- [Task to carry out] Locate each line containing the string "certain" and copy it out.
— start of Data for this exercise —
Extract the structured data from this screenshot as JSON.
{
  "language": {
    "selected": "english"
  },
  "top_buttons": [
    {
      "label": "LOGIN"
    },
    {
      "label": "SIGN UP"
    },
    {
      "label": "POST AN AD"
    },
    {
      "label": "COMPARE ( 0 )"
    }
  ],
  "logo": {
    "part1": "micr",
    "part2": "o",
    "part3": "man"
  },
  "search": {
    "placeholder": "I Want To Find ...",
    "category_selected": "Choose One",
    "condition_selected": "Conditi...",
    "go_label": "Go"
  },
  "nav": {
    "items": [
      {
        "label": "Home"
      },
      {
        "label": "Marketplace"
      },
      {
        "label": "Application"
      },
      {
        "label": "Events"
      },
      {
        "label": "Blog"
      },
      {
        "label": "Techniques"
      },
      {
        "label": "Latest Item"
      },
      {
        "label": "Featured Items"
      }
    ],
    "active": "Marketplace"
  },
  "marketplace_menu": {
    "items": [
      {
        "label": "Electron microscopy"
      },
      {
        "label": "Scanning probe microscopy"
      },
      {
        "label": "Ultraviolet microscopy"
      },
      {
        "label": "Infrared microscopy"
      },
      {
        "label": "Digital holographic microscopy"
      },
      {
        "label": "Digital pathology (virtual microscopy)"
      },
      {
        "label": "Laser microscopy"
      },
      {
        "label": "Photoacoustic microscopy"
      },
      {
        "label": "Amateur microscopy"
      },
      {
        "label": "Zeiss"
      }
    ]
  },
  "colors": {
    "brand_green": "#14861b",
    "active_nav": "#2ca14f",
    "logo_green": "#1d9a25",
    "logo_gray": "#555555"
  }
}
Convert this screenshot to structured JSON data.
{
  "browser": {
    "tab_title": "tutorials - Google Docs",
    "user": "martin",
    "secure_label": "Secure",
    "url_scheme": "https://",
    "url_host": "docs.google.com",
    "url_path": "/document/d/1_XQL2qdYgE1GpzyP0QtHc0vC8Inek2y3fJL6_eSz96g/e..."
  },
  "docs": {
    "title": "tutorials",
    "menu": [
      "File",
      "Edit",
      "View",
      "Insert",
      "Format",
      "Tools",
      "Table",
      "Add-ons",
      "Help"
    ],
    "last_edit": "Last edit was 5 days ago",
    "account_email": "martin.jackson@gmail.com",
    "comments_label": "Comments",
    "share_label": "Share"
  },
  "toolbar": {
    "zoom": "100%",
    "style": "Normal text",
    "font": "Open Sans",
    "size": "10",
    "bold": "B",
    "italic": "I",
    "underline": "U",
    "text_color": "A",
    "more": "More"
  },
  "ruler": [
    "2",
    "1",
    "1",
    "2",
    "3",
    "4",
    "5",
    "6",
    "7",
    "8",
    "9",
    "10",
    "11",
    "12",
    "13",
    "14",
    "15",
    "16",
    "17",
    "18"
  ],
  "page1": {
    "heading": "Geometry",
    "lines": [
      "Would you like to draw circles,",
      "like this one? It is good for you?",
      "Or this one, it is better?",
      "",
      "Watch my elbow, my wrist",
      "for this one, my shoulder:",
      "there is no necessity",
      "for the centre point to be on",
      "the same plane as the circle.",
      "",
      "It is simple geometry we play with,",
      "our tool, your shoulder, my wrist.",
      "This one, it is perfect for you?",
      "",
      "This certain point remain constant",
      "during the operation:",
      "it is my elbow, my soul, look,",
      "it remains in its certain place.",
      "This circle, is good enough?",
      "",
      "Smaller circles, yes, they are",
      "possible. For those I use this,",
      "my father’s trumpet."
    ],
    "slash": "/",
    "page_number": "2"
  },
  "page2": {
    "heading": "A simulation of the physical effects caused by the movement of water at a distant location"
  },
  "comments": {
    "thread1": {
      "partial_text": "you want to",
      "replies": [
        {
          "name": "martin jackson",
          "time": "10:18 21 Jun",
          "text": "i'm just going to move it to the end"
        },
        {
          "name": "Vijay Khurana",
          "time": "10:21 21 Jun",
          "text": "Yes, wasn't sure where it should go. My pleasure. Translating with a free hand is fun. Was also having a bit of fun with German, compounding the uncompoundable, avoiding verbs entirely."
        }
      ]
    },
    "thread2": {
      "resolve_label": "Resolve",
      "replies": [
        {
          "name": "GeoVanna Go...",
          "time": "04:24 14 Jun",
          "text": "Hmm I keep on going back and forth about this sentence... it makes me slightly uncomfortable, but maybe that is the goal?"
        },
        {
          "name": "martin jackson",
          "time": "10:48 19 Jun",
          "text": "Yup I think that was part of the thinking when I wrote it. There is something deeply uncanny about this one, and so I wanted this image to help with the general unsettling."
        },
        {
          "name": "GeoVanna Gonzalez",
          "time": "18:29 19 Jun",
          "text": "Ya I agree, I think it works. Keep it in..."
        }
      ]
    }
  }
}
— end of Data for this exercise —
- [Exercise solution]
      "This certain point remain constant",
      "it remains in its certain place.",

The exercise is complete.